Task objective: Comb the records below for the string "График" and copy each line where it turns up.

━━━━━ Records for this exercise ━━━━━

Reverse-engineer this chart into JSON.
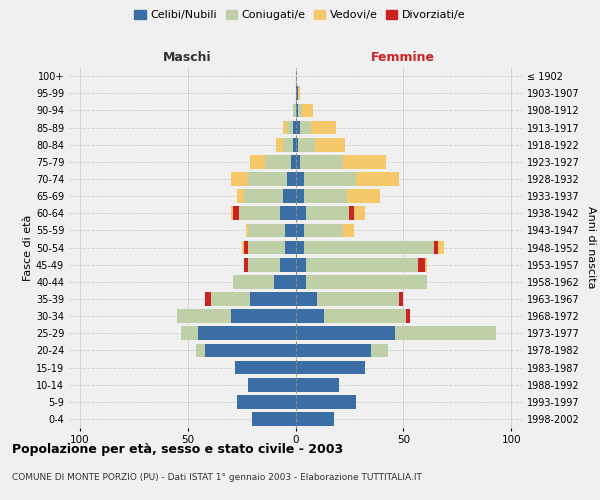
{
  "age_groups": [
    "0-4",
    "5-9",
    "10-14",
    "15-19",
    "20-24",
    "25-29",
    "30-34",
    "35-39",
    "40-44",
    "45-49",
    "50-54",
    "55-59",
    "60-64",
    "65-69",
    "70-74",
    "75-79",
    "80-84",
    "85-89",
    "90-94",
    "95-99",
    "100+"
  ],
  "birth_years": [
    "1998-2002",
    "1993-1997",
    "1988-1992",
    "1983-1987",
    "1978-1982",
    "1973-1977",
    "1968-1972",
    "1963-1967",
    "1958-1962",
    "1953-1957",
    "1948-1952",
    "1943-1947",
    "1938-1942",
    "1933-1937",
    "1928-1932",
    "1923-1927",
    "1918-1922",
    "1913-1917",
    "1908-1912",
    "1903-1907",
    "≤ 1902"
  ],
  "colors": {
    "celibi": "#3a6ea5",
    "coniugati": "#bfd0a8",
    "vedovi": "#f5c96a",
    "divorziati": "#cc2222"
  },
  "males": {
    "celibi": [
      20,
      27,
      22,
      28,
      42,
      45,
      30,
      21,
      10,
      7,
      5,
      5,
      7,
      6,
      4,
      2,
      1,
      1,
      0,
      0,
      0
    ],
    "coniugati": [
      0,
      0,
      0,
      0,
      4,
      8,
      25,
      18,
      19,
      15,
      17,
      17,
      19,
      18,
      18,
      12,
      5,
      3,
      1,
      0,
      0
    ],
    "vedovi": [
      0,
      0,
      0,
      0,
      0,
      0,
      0,
      0,
      0,
      0,
      1,
      1,
      1,
      3,
      8,
      7,
      3,
      2,
      0,
      0,
      0
    ],
    "divorziati": [
      0,
      0,
      0,
      0,
      0,
      0,
      0,
      3,
      0,
      2,
      2,
      0,
      3,
      0,
      0,
      0,
      0,
      0,
      0,
      0,
      0
    ]
  },
  "females": {
    "celibi": [
      18,
      28,
      20,
      32,
      35,
      46,
      13,
      10,
      5,
      5,
      4,
      4,
      5,
      4,
      4,
      2,
      1,
      2,
      1,
      1,
      0
    ],
    "coniugati": [
      0,
      0,
      0,
      0,
      8,
      47,
      38,
      38,
      56,
      52,
      60,
      18,
      20,
      20,
      24,
      20,
      8,
      5,
      2,
      0,
      0
    ],
    "vedovi": [
      0,
      0,
      0,
      0,
      0,
      0,
      0,
      0,
      0,
      1,
      3,
      5,
      5,
      15,
      20,
      20,
      14,
      12,
      5,
      1,
      0
    ],
    "divorziati": [
      0,
      0,
      0,
      0,
      0,
      0,
      2,
      2,
      0,
      3,
      2,
      0,
      2,
      0,
      0,
      0,
      0,
      0,
      0,
      0,
      0
    ]
  },
  "xlim": 105,
  "title": "Popolazione per età, sesso e stato civile - 2003",
  "subtitle": "COMUNE DI MONTE PORZIO (PU) - Dati ISTAT 1° gennaio 2003 - Elaborazione TUTTITALIA.IT",
  "xlabel_left": "Maschi",
  "xlabel_right": "Femmine",
  "ylabel_left": "Fasce di età",
  "ylabel_right": "Anni di nascita",
  "legend_labels": [
    "Celibi/Nubili",
    "Coniugati/e",
    "Vedovi/e",
    "Divorziati/e"
  ],
  "bg_color": "#f0f0f0",
  "grid_color": "#d0d0d0"
}
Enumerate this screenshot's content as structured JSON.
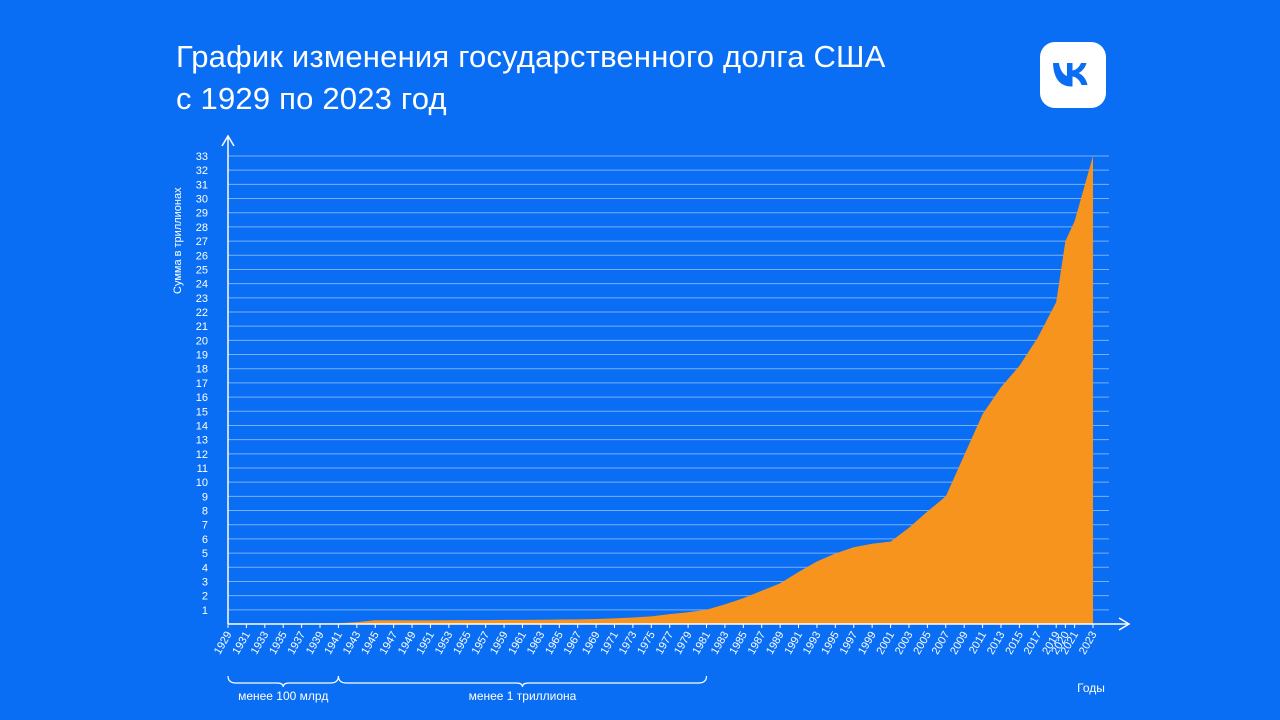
{
  "header": {
    "title_line1": "График изменения государственного долга США",
    "title_line2": "с 1929 по 2023 год",
    "logo_icon": "vk-logo-icon"
  },
  "colors": {
    "background": "#0a6ef5",
    "area": "#f7941d",
    "text": "#ffffff"
  },
  "chart_data": {
    "type": "area",
    "title": "График изменения государственного долга США с 1929 по 2023 год",
    "xlabel": "Годы",
    "ylabel": "Сумма в триллионах",
    "ylim": [
      0,
      33
    ],
    "grid": true,
    "x_ticks": [
      1929,
      1931,
      1933,
      1935,
      1937,
      1939,
      1941,
      1943,
      1945,
      1947,
      1949,
      1951,
      1953,
      1955,
      1957,
      1959,
      1961,
      1963,
      1965,
      1967,
      1969,
      1971,
      1973,
      1975,
      1977,
      1979,
      1981,
      1983,
      1985,
      1987,
      1989,
      1991,
      1993,
      1995,
      1997,
      1999,
      2001,
      2003,
      2005,
      2007,
      2009,
      2011,
      2013,
      2015,
      2017,
      2019,
      2020,
      2021,
      2023
    ],
    "y_ticks": [
      1,
      2,
      3,
      4,
      5,
      6,
      7,
      8,
      9,
      10,
      11,
      12,
      13,
      14,
      15,
      16,
      17,
      18,
      19,
      20,
      21,
      22,
      23,
      24,
      25,
      26,
      27,
      28,
      29,
      30,
      31,
      32,
      33
    ],
    "series": [
      {
        "x": [
          1929,
          1931,
          1933,
          1935,
          1937,
          1939,
          1941,
          1943,
          1945,
          1947,
          1949,
          1951,
          1953,
          1955,
          1957,
          1959,
          1961,
          1963,
          1965,
          1967,
          1969,
          1971,
          1973,
          1975,
          1977,
          1979,
          1981,
          1983,
          1985,
          1987,
          1989,
          1991,
          1993,
          1995,
          1997,
          1999,
          2001,
          2003,
          2005,
          2007,
          2009,
          2011,
          2013,
          2015,
          2017,
          2019,
          2020,
          2021,
          2023
        ],
        "values": [
          0.017,
          0.017,
          0.023,
          0.029,
          0.036,
          0.04,
          0.049,
          0.137,
          0.26,
          0.258,
          0.253,
          0.255,
          0.266,
          0.274,
          0.272,
          0.287,
          0.289,
          0.306,
          0.317,
          0.326,
          0.353,
          0.398,
          0.458,
          0.533,
          0.699,
          0.827,
          0.998,
          1.38,
          1.82,
          2.35,
          2.86,
          3.67,
          4.41,
          4.97,
          5.41,
          5.66,
          5.81,
          6.78,
          7.93,
          9.0,
          11.9,
          14.8,
          16.7,
          18.2,
          20.2,
          22.7,
          27.0,
          28.4,
          33.0
        ]
      }
    ],
    "brackets": [
      {
        "label": "менее 100 млрд",
        "from": 1929,
        "to": 1941
      },
      {
        "label": "менее 1 триллиона",
        "from": 1941,
        "to": 1981
      }
    ]
  }
}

━━━━━

Solution for this exercise:
    "title_line1": "График изменения государственного долга США",
    "title": "График изменения государственного долга США с 1929 по 2023 год",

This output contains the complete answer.